_Task prompt_
Find every line with the string "Chicken" in it, count them, and reply with that count only.

'''

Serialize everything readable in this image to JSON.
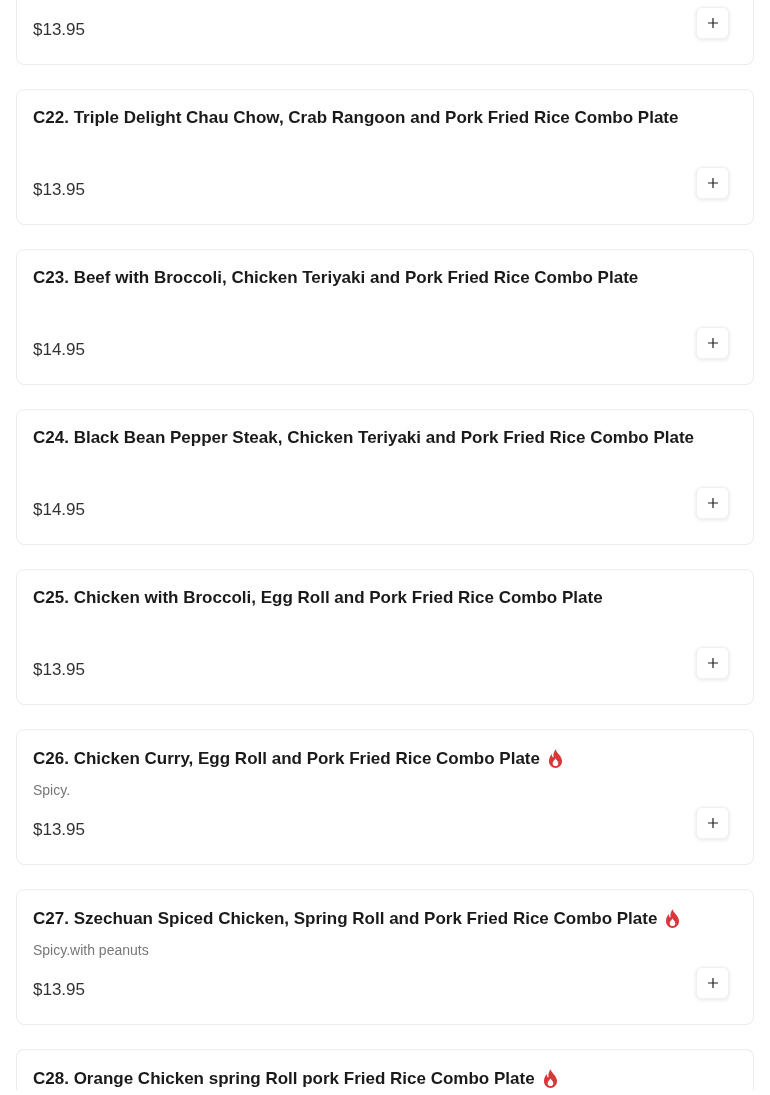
{
  "menu_items": [
    {
      "price": "$13.95"
    },
    {
      "title": "C22. Triple Delight Chau Chow, Crab Rangoon and Pork Fried Rice Combo Plate",
      "spicy": false,
      "price": "$13.95"
    },
    {
      "title": "C23. Beef with Broccoli, Chicken Teriyaki and Pork Fried Rice Combo Plate",
      "spicy": false,
      "price": "$14.95"
    },
    {
      "title": "C24. Black Bean Pepper Steak, Chicken Teriyaki and Pork Fried Rice Combo Plate",
      "spicy": false,
      "price": "$14.95"
    },
    {
      "title": "C25. Chicken with Broccoli, Egg Roll and Pork Fried Rice Combo Plate",
      "spicy": false,
      "price": "$13.95"
    },
    {
      "title": "C26. Chicken Curry, Egg Roll and Pork Fried Rice Combo Plate",
      "spicy": true,
      "description": "Spicy.",
      "price": "$13.95"
    },
    {
      "title": "C27. Szechuan Spiced Chicken, Spring Roll and Pork Fried Rice Combo Plate",
      "spicy": true,
      "description": "Spicy.with peanuts",
      "price": "$13.95"
    },
    {
      "title": "C28. Orange Chicken spring Roll pork Fried Rice Combo Plate",
      "spicy": true
    }
  ]
}
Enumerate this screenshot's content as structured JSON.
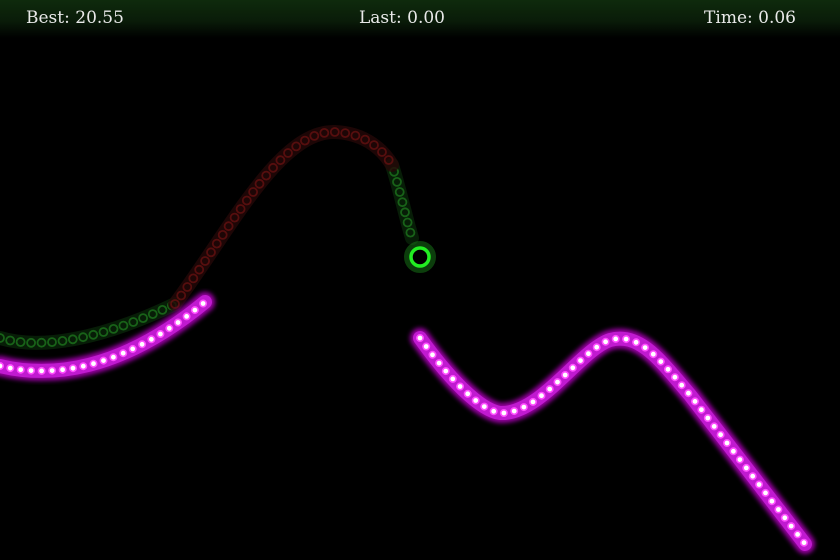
{
  "hud": {
    "best_label": "Best:",
    "best_value": "20.55",
    "last_label": "Last:",
    "last_value": "0.00",
    "time_label": "Time:",
    "time_value": "0.06"
  },
  "colors": {
    "background": "#000000",
    "hud_background": "#0e2a0c",
    "hud_text": "#e9e9e9",
    "wall_glow": "#b400c0",
    "wall_bead_ring": "#ff4dff",
    "wall_bead_core": "#ffffff",
    "trail_green": "#1f7a1f",
    "trail_red": "#6a1212",
    "player_ring": "#22ee22"
  },
  "icons": {
    "player": "player-ring-icon"
  }
}
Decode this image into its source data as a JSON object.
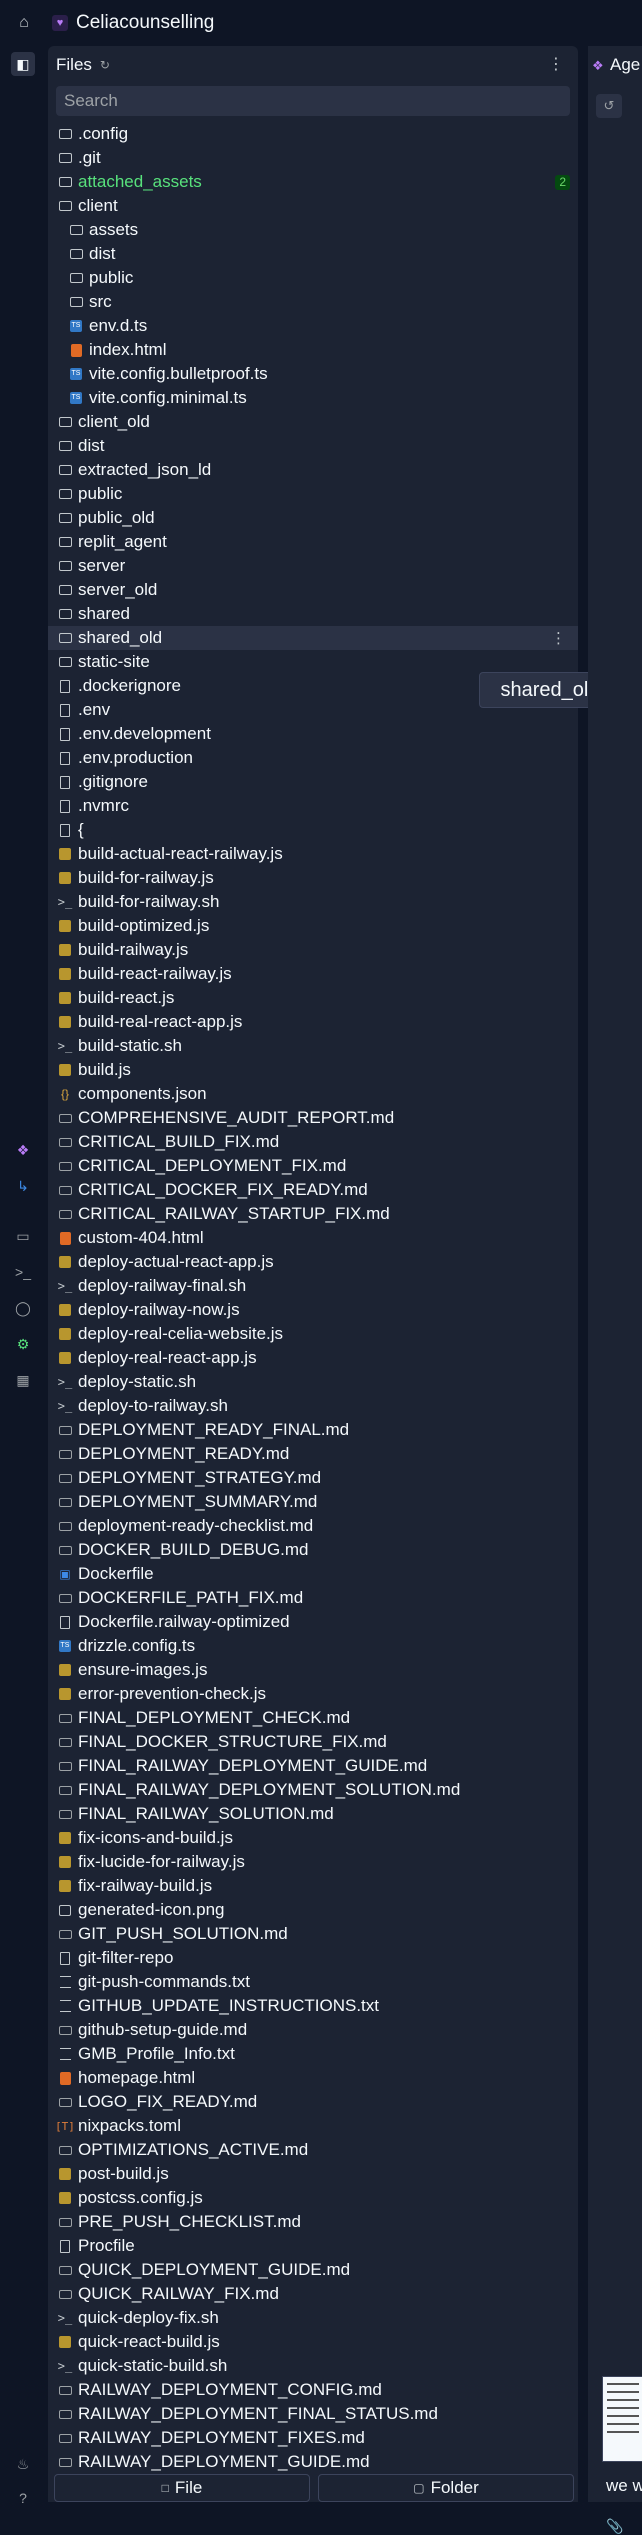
{
  "app": {
    "title": "Celiacounselling"
  },
  "files_panel": {
    "title": "Files",
    "search_placeholder": "Search",
    "tooltip": "shared_old",
    "attached_assets_badge": "2",
    "items": [
      {
        "name": ".config",
        "type": "folder",
        "indent": 0
      },
      {
        "name": ".git",
        "type": "folder",
        "indent": 0
      },
      {
        "name": "attached_assets",
        "type": "folder",
        "indent": 0
      },
      {
        "name": "client",
        "type": "folder-open",
        "indent": 0
      },
      {
        "name": "assets",
        "type": "folder",
        "indent": 1
      },
      {
        "name": "dist",
        "type": "folder",
        "indent": 1
      },
      {
        "name": "public",
        "type": "folder",
        "indent": 1
      },
      {
        "name": "src",
        "type": "folder",
        "indent": 1
      },
      {
        "name": "env.d.ts",
        "type": "ts",
        "indent": 1
      },
      {
        "name": "index.html",
        "type": "html",
        "indent": 1
      },
      {
        "name": "vite.config.bulletproof.ts",
        "type": "ts",
        "indent": 1
      },
      {
        "name": "vite.config.minimal.ts",
        "type": "ts",
        "indent": 1
      },
      {
        "name": "client_old",
        "type": "folder",
        "indent": 0
      },
      {
        "name": "dist",
        "type": "folder",
        "indent": 0
      },
      {
        "name": "extracted_json_ld",
        "type": "folder",
        "indent": 0
      },
      {
        "name": "public",
        "type": "folder",
        "indent": 0
      },
      {
        "name": "public_old",
        "type": "folder",
        "indent": 0
      },
      {
        "name": "replit_agent",
        "type": "folder",
        "indent": 0
      },
      {
        "name": "server",
        "type": "folder",
        "indent": 0
      },
      {
        "name": "server_old",
        "type": "folder",
        "indent": 0
      },
      {
        "name": "shared",
        "type": "folder",
        "indent": 0
      },
      {
        "name": "shared_old",
        "type": "folder",
        "indent": 0
      },
      {
        "name": "static-site",
        "type": "folder",
        "indent": 0
      },
      {
        "name": ".dockerignore",
        "type": "file",
        "indent": 0
      },
      {
        "name": ".env",
        "type": "file",
        "indent": 0
      },
      {
        "name": ".env.development",
        "type": "file",
        "indent": 0
      },
      {
        "name": ".env.production",
        "type": "file",
        "indent": 0
      },
      {
        "name": ".gitignore",
        "type": "file",
        "indent": 0
      },
      {
        "name": ".nvmrc",
        "type": "file",
        "indent": 0
      },
      {
        "name": "{",
        "type": "file",
        "indent": 0
      },
      {
        "name": "build-actual-react-railway.js",
        "type": "js",
        "indent": 0
      },
      {
        "name": "build-for-railway.js",
        "type": "js",
        "indent": 0
      },
      {
        "name": "build-for-railway.sh",
        "type": "sh",
        "indent": 0
      },
      {
        "name": "build-optimized.js",
        "type": "js",
        "indent": 0
      },
      {
        "name": "build-railway.js",
        "type": "js",
        "indent": 0
      },
      {
        "name": "build-react-railway.js",
        "type": "js",
        "indent": 0
      },
      {
        "name": "build-react.js",
        "type": "js",
        "indent": 0
      },
      {
        "name": "build-real-react-app.js",
        "type": "js",
        "indent": 0
      },
      {
        "name": "build-static.sh",
        "type": "sh",
        "indent": 0
      },
      {
        "name": "build.js",
        "type": "js",
        "indent": 0
      },
      {
        "name": "components.json",
        "type": "json",
        "indent": 0
      },
      {
        "name": "COMPREHENSIVE_AUDIT_REPORT.md",
        "type": "md",
        "indent": 0
      },
      {
        "name": "CRITICAL_BUILD_FIX.md",
        "type": "md",
        "indent": 0
      },
      {
        "name": "CRITICAL_DEPLOYMENT_FIX.md",
        "type": "md",
        "indent": 0
      },
      {
        "name": "CRITICAL_DOCKER_FIX_READY.md",
        "type": "md",
        "indent": 0
      },
      {
        "name": "CRITICAL_RAILWAY_STARTUP_FIX.md",
        "type": "md",
        "indent": 0
      },
      {
        "name": "custom-404.html",
        "type": "html",
        "indent": 0
      },
      {
        "name": "deploy-actual-react-app.js",
        "type": "js",
        "indent": 0
      },
      {
        "name": "deploy-railway-final.sh",
        "type": "sh",
        "indent": 0
      },
      {
        "name": "deploy-railway-now.js",
        "type": "js",
        "indent": 0
      },
      {
        "name": "deploy-real-celia-website.js",
        "type": "js",
        "indent": 0
      },
      {
        "name": "deploy-real-react-app.js",
        "type": "js",
        "indent": 0
      },
      {
        "name": "deploy-static.sh",
        "type": "sh",
        "indent": 0
      },
      {
        "name": "deploy-to-railway.sh",
        "type": "sh",
        "indent": 0
      },
      {
        "name": "DEPLOYMENT_READY_FINAL.md",
        "type": "md",
        "indent": 0
      },
      {
        "name": "DEPLOYMENT_READY.md",
        "type": "md",
        "indent": 0
      },
      {
        "name": "DEPLOYMENT_STRATEGY.md",
        "type": "md",
        "indent": 0
      },
      {
        "name": "DEPLOYMENT_SUMMARY.md",
        "type": "md",
        "indent": 0
      },
      {
        "name": "deployment-ready-checklist.md",
        "type": "md",
        "indent": 0
      },
      {
        "name": "DOCKER_BUILD_DEBUG.md",
        "type": "md",
        "indent": 0
      },
      {
        "name": "Dockerfile",
        "type": "docker",
        "indent": 0
      },
      {
        "name": "DOCKERFILE_PATH_FIX.md",
        "type": "md",
        "indent": 0
      },
      {
        "name": "Dockerfile.railway-optimized",
        "type": "file",
        "indent": 0
      },
      {
        "name": "drizzle.config.ts",
        "type": "ts",
        "indent": 0
      },
      {
        "name": "ensure-images.js",
        "type": "js",
        "indent": 0
      },
      {
        "name": "error-prevention-check.js",
        "type": "js",
        "indent": 0
      },
      {
        "name": "FINAL_DEPLOYMENT_CHECK.md",
        "type": "md",
        "indent": 0
      },
      {
        "name": "FINAL_DOCKER_STRUCTURE_FIX.md",
        "type": "md",
        "indent": 0
      },
      {
        "name": "FINAL_RAILWAY_DEPLOYMENT_GUIDE.md",
        "type": "md",
        "indent": 0
      },
      {
        "name": "FINAL_RAILWAY_DEPLOYMENT_SOLUTION.md",
        "type": "md",
        "indent": 0
      },
      {
        "name": "FINAL_RAILWAY_SOLUTION.md",
        "type": "md",
        "indent": 0
      },
      {
        "name": "fix-icons-and-build.js",
        "type": "js",
        "indent": 0
      },
      {
        "name": "fix-lucide-for-railway.js",
        "type": "js",
        "indent": 0
      },
      {
        "name": "fix-railway-build.js",
        "type": "js",
        "indent": 0
      },
      {
        "name": "generated-icon.png",
        "type": "img",
        "indent": 0
      },
      {
        "name": "GIT_PUSH_SOLUTION.md",
        "type": "md",
        "indent": 0
      },
      {
        "name": "git-filter-repo",
        "type": "file",
        "indent": 0
      },
      {
        "name": "git-push-commands.txt",
        "type": "txt",
        "indent": 0
      },
      {
        "name": "GITHUB_UPDATE_INSTRUCTIONS.txt",
        "type": "txt",
        "indent": 0
      },
      {
        "name": "github-setup-guide.md",
        "type": "md",
        "indent": 0
      },
      {
        "name": "GMB_Profile_Info.txt",
        "type": "txt",
        "indent": 0
      },
      {
        "name": "homepage.html",
        "type": "html",
        "indent": 0
      },
      {
        "name": "LOGO_FIX_READY.md",
        "type": "md",
        "indent": 0
      },
      {
        "name": "nixpacks.toml",
        "type": "toml",
        "indent": 0
      },
      {
        "name": "OPTIMIZATIONS_ACTIVE.md",
        "type": "md",
        "indent": 0
      },
      {
        "name": "post-build.js",
        "type": "js",
        "indent": 0
      },
      {
        "name": "postcss.config.js",
        "type": "js",
        "indent": 0
      },
      {
        "name": "PRE_PUSH_CHECKLIST.md",
        "type": "md",
        "indent": 0
      },
      {
        "name": "Procfile",
        "type": "file",
        "indent": 0
      },
      {
        "name": "QUICK_DEPLOYMENT_GUIDE.md",
        "type": "md",
        "indent": 0
      },
      {
        "name": "QUICK_RAILWAY_FIX.md",
        "type": "md",
        "indent": 0
      },
      {
        "name": "quick-deploy-fix.sh",
        "type": "sh",
        "indent": 0
      },
      {
        "name": "quick-react-build.js",
        "type": "js",
        "indent": 0
      },
      {
        "name": "quick-static-build.sh",
        "type": "sh",
        "indent": 0
      },
      {
        "name": "RAILWAY_DEPLOYMENT_CONFIG.md",
        "type": "md",
        "indent": 0
      },
      {
        "name": "RAILWAY_DEPLOYMENT_FINAL_STATUS.md",
        "type": "md",
        "indent": 0
      },
      {
        "name": "RAILWAY_DEPLOYMENT_FIXES.md",
        "type": "md",
        "indent": 0
      },
      {
        "name": "RAILWAY_DEPLOYMENT_GUIDE.md",
        "type": "md",
        "indent": 0
      }
    ]
  },
  "bottom_buttons": {
    "file_label": "File",
    "folder_label": "Folder"
  },
  "right_panel": {
    "tab_label": "Age",
    "message_snippet": "we w"
  },
  "colors": {
    "bg": "#0e1525",
    "panel": "#1c2333",
    "accent_green": "#58e17c",
    "accent_purple": "#b97cf8"
  }
}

'''

_Exercise response_
6